# [Exercise prompt]
Every entry below should be transcribed exactly; pictures stay out of the copy.

begin Exercise materials

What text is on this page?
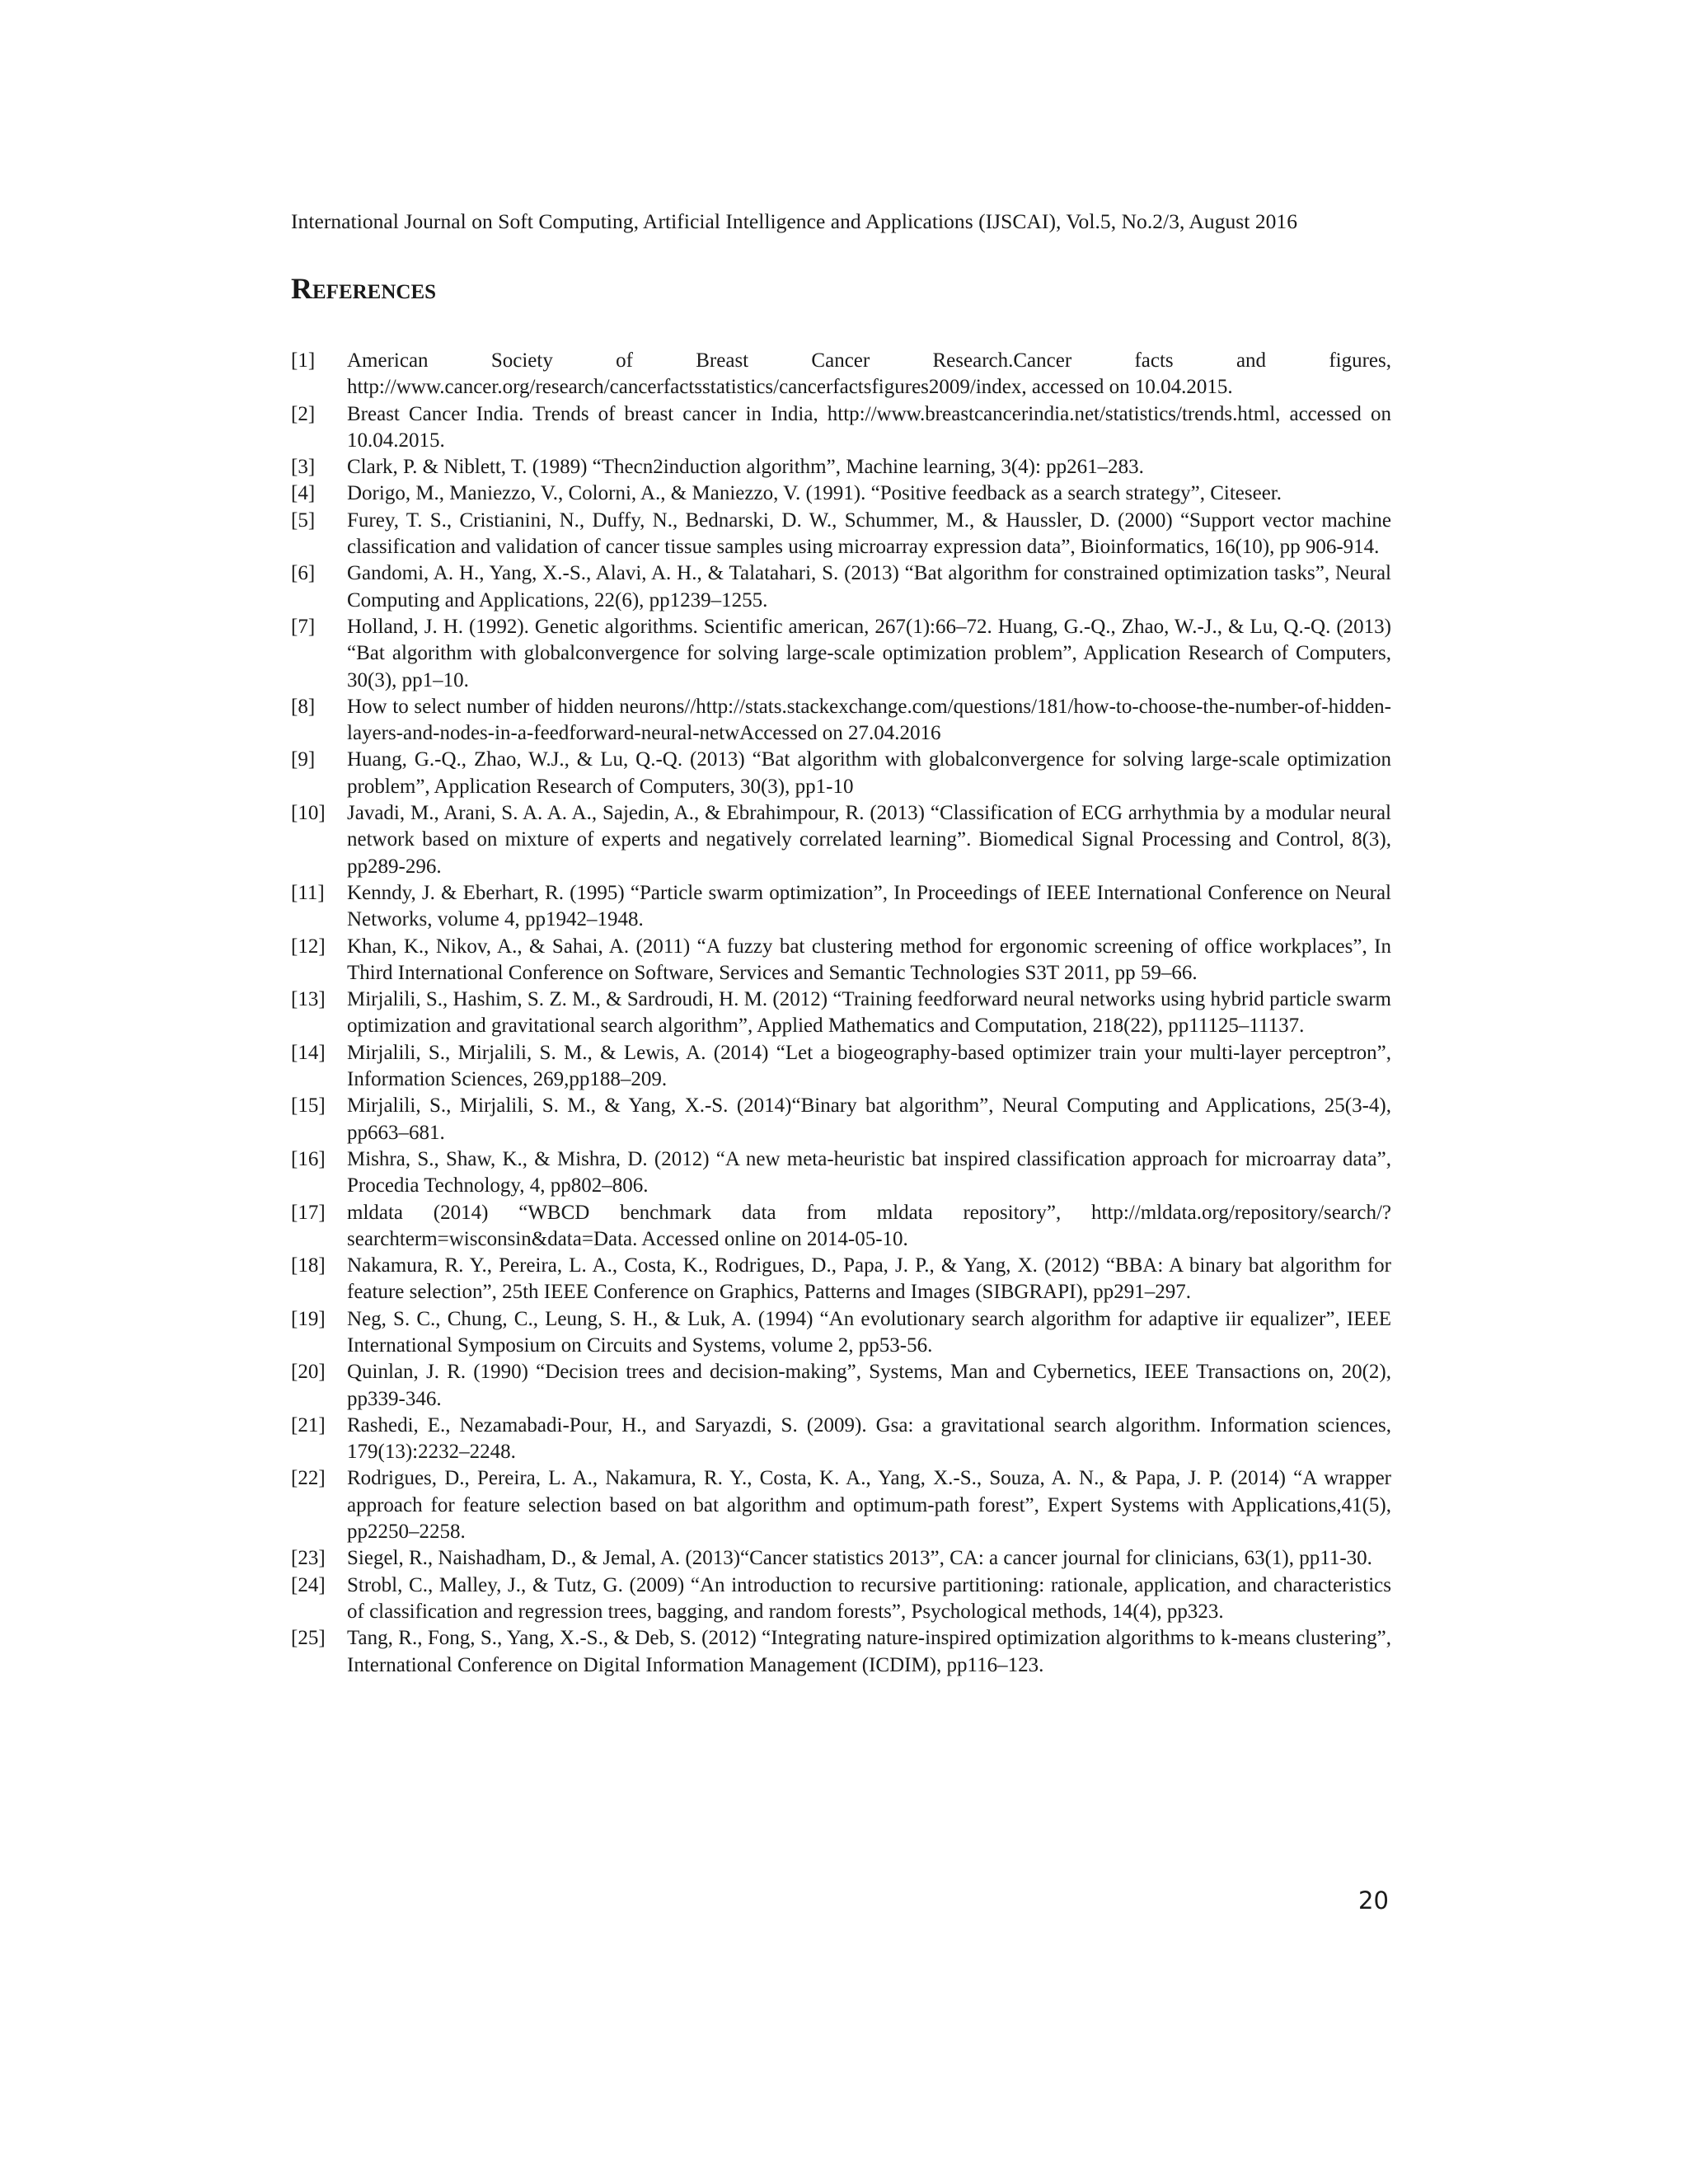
International Journal on Soft Computing, Artificial Intelligence and Applications (IJSCAI), Vol.5, No.2/3, August 2016
References
[1]	American Society of Breast Cancer Research.Cancer facts and figures, http://www.cancer.org/research/cancerfactsstatistics/cancerfactsfigures2009/index, accessed on 10.04.2015.
[2]	Breast Cancer India. Trends of breast cancer in India, http://www.breastcancerindia.net/statistics/trends.html, accessed on 10.04.2015.
[3]	Clark, P. & Niblett, T. (1989) “Thecn2induction algorithm”, Machine learning, 3(4): pp261–283.
[4]	Dorigo, M., Maniezzo, V., Colorni, A., & Maniezzo, V. (1991). “Positive feedback as a search strategy”, Citeseer.
[5]	Furey, T. S., Cristianini, N., Duffy, N., Bednarski, D. W., Schummer, M., & Haussler, D. (2000) “Support vector machine classification and validation of cancer tissue samples using microarray expression data”, Bioinformatics, 16(10), pp 906-914.
[6]	Gandomi, A. H., Yang, X.-S., Alavi, A. H., & Talatahari, S. (2013) “Bat algorithm for constrained optimization tasks”, Neural Computing and Applications, 22(6), pp1239–1255.
[7]	Holland, J. H. (1992). Genetic algorithms. Scientific american, 267(1):66–72. Huang, G.-Q., Zhao, W.-J., & Lu, Q.-Q. (2013) “Bat algorithm with globalconvergence for solving large-scale optimization problem”, Application Research of Computers, 30(3), pp1–10.
[8]	How to select number of hidden neurons//http://stats.stackexchange.com/questions/181/how-to-choose-the-number-of-hidden-layers-and-nodes-in-a-feedforward-neural-netwAccessed on 27.04.2016
[9]	Huang, G.-Q., Zhao, W.J., & Lu, Q.-Q. (2013) “Bat algorithm with globalconvergence for solving large-scale optimization problem”, Application Research of Computers, 30(3), pp1-10
[10]	Javadi, M., Arani, S. A. A. A., Sajedin, A., & Ebrahimpour, R. (2013) “Classification of ECG arrhythmia by a modular neural network based on mixture of experts and negatively correlated learning”. Biomedical Signal Processing and Control, 8(3), pp289-296.
[11]	Kenndy, J. & Eberhart, R. (1995) “Particle swarm optimization”, In Proceedings of IEEE International Conference on Neural Networks, volume 4, pp1942–1948.
[12]	Khan, K., Nikov, A., & Sahai, A. (2011) “A fuzzy bat clustering method for ergonomic screening of office workplaces”, In Third International Conference on Software, Services and Semantic Technologies S3T 2011, pp 59–66.
[13]	Mirjalili, S., Hashim, S. Z. M., & Sardroudi, H. M. (2012) “Training feedforward neural networks using hybrid particle swarm optimization and gravitational search algorithm”, Applied Mathematics and Computation, 218(22), pp11125–11137.
[14]	Mirjalili, S., Mirjalili, S. M., & Lewis, A. (2014) “Let a biogeography-based optimizer train your multi-layer perceptron”, Information Sciences, 269,pp188–209.
[15]	Mirjalili, S., Mirjalili, S. M., & Yang, X.-S. (2014)“Binary bat algorithm”, Neural Computing and Applications, 25(3-4), pp663–681.
[16]	Mishra, S., Shaw, K., & Mishra, D. (2012) “A new meta-heuristic bat inspired classification approach for microarray data”, Procedia Technology, 4, pp802–806.
[17]	mldata (2014) “WBCD benchmark data from mldata repository”, http://mldata.org/repository/search/?searchterm=wisconsin&data=Data. Accessed online on 2014-05-10.
[18]	Nakamura, R. Y., Pereira, L. A., Costa, K., Rodrigues, D., Papa, J. P., & Yang, X. (2012) “BBA: A binary bat algorithm for feature selection”, 25th IEEE Conference on Graphics, Patterns and Images (SIBGRAPI), pp291–297.
[19]	Neg, S. C., Chung, C., Leung, S. H., & Luk, A. (1994) “An evolutionary search algorithm for adaptive iir equalizer”, IEEE International Symposium on Circuits and Systems, volume 2, pp53-56.
[20]	Quinlan, J. R. (1990) “Decision trees and decision-making”, Systems, Man and Cybernetics, IEEE Transactions on, 20(2), pp339-346.
[21]	Rashedi, E., Nezamabadi-Pour, H., and Saryazdi, S. (2009). Gsa: a gravitational search algorithm. Information sciences, 179(13):2232–2248.
[22]	Rodrigues, D., Pereira, L. A., Nakamura, R. Y., Costa, K. A., Yang, X.-S., Souza, A. N., & Papa, J. P. (2014) “A wrapper approach for feature selection based on bat algorithm and optimum-path forest”, Expert Systems with Applications,41(5), pp2250–2258.
[23]	Siegel, R., Naishadham, D., & Jemal, A. (2013)“Cancer statistics 2013”, CA: a cancer journal for clinicians, 63(1), pp11-30.
[24]	Strobl, C., Malley, J., & Tutz, G. (2009) “An introduction to recursive partitioning: rationale, application, and characteristics of classification and regression trees, bagging, and random forests”, Psychological methods, 14(4), pp323.
[25]	Tang, R., Fong, S., Yang, X.-S., & Deb, S. (2012) “Integrating nature-inspired optimization algorithms to k-means clustering”, International Conference on Digital Information Management (ICDIM), pp116–123.
20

end Exercise materials

# [Expected output]
What text is on this page?
International Journal on Soft Computing, Artificial Intelligence and Applications (IJSCAI), Vol.5, No.2/3, August 2016
References
[1]	American Society of Breast Cancer Research.Cancer facts and figures, http://www.cancer.org/research/cancerfactsstatistics/cancerfactsfigures2009/index, accessed on 10.04.2015.
[2]	Breast Cancer India. Trends of breast cancer in India, http://www.breastcancerindia.net/statistics/trends.html, accessed on 10.04.2015.
[3]	Clark, P. & Niblett, T. (1989) “Thecn2induction algorithm”, Machine learning, 3(4): pp261–283.
[4]	Dorigo, M., Maniezzo, V., Colorni, A., & Maniezzo, V. (1991). “Positive feedback as a search strategy”, Citeseer.
[5]	Furey, T. S., Cristianini, N., Duffy, N., Bednarski, D. W., Schummer, M., & Haussler, D. (2000) “Support vector machine classification and validation of cancer tissue samples using microarray expression data”, Bioinformatics, 16(10), pp 906-914.
[6]	Gandomi, A. H., Yang, X.-S., Alavi, A. H., & Talatahari, S. (2013) “Bat algorithm for constrained optimization tasks”, Neural Computing and Applications, 22(6), pp1239–1255.
[7]	Holland, J. H. (1992). Genetic algorithms. Scientific american, 267(1):66–72. Huang, G.-Q., Zhao, W.-J., & Lu, Q.-Q. (2013) “Bat algorithm with globalconvergence for solving large-scale optimization problem”, Application Research of Computers, 30(3), pp1–10.
[8]	How to select number of hidden neurons//http://stats.stackexchange.com/questions/181/how-to-choose-the-number-of-hidden-layers-and-nodes-in-a-feedforward-neural-netwAccessed on 27.04.2016
[9]	Huang, G.-Q., Zhao, W.J., & Lu, Q.-Q. (2013) “Bat algorithm with globalconvergence for solving large-scale optimization problem”, Application Research of Computers, 30(3), pp1-10
[10]	Javadi, M., Arani, S. A. A. A., Sajedin, A., & Ebrahimpour, R. (2013) “Classification of ECG arrhythmia by a modular neural network based on mixture of experts and negatively correlated learning”. Biomedical Signal Processing and Control, 8(3), pp289-296.
[11]	Kenndy, J. & Eberhart, R. (1995) “Particle swarm optimization”, In Proceedings of IEEE International Conference on Neural Networks, volume 4, pp1942–1948.
[12]	Khan, K., Nikov, A., & Sahai, A. (2011) “A fuzzy bat clustering method for ergonomic screening of office workplaces”, In Third International Conference on Software, Services and Semantic Technologies S3T 2011, pp 59–66.
[13]	Mirjalili, S., Hashim, S. Z. M., & Sardroudi, H. M. (2012) “Training feedforward neural networks using hybrid particle swarm optimization and gravitational search algorithm”, Applied Mathematics and Computation, 218(22), pp11125–11137.
[14]	Mirjalili, S., Mirjalili, S. M., & Lewis, A. (2014) “Let a biogeography-based optimizer train your multi-layer perceptron”, Information Sciences, 269,pp188–209.
[15]	Mirjalili, S., Mirjalili, S. M., & Yang, X.-S. (2014)“Binary bat algorithm”, Neural Computing and Applications, 25(3-4), pp663–681.
[16]	Mishra, S., Shaw, K., & Mishra, D. (2012) “A new meta-heuristic bat inspired classification approach for microarray data”, Procedia Technology, 4, pp802–806.
[17]	mldata (2014) “WBCD benchmark data from mldata repository”, http://mldata.org/repository/search/?searchterm=wisconsin&data=Data. Accessed online on 2014-05-10.
[18]	Nakamura, R. Y., Pereira, L. A., Costa, K., Rodrigues, D., Papa, J. P., & Yang, X. (2012) “BBA: A binary bat algorithm for feature selection”, 25th IEEE Conference on Graphics, Patterns and Images (SIBGRAPI), pp291–297.
[19]	Neg, S. C., Chung, C., Leung, S. H., & Luk, A. (1994) “An evolutionary search algorithm for adaptive iir equalizer”, IEEE International Symposium on Circuits and Systems, volume 2, pp53-56.
[20]	Quinlan, J. R. (1990) “Decision trees and decision-making”, Systems, Man and Cybernetics, IEEE Transactions on, 20(2), pp339-346.
[21]	Rashedi, E., Nezamabadi-Pour, H., and Saryazdi, S. (2009). Gsa: a gravitational search algorithm. Information sciences, 179(13):2232–2248.
[22]	Rodrigues, D., Pereira, L. A., Nakamura, R. Y., Costa, K. A., Yang, X.-S., Souza, A. N., & Papa, J. P. (2014) “A wrapper approach for feature selection based on bat algorithm and optimum-path forest”, Expert Systems with Applications,41(5), pp2250–2258.
[23]	Siegel, R., Naishadham, D., & Jemal, A. (2013)“Cancer statistics 2013”, CA: a cancer journal for clinicians, 63(1), pp11-30.
[24]	Strobl, C., Malley, J., & Tutz, G. (2009) “An introduction to recursive partitioning: rationale, application, and characteristics of classification and regression trees, bagging, and random forests”, Psychological methods, 14(4), pp323.
[25]	Tang, R., Fong, S., Yang, X.-S., & Deb, S. (2012) “Integrating nature-inspired optimization algorithms to k-means clustering”, International Conference on Digital Information Management (ICDIM), pp116–123.
20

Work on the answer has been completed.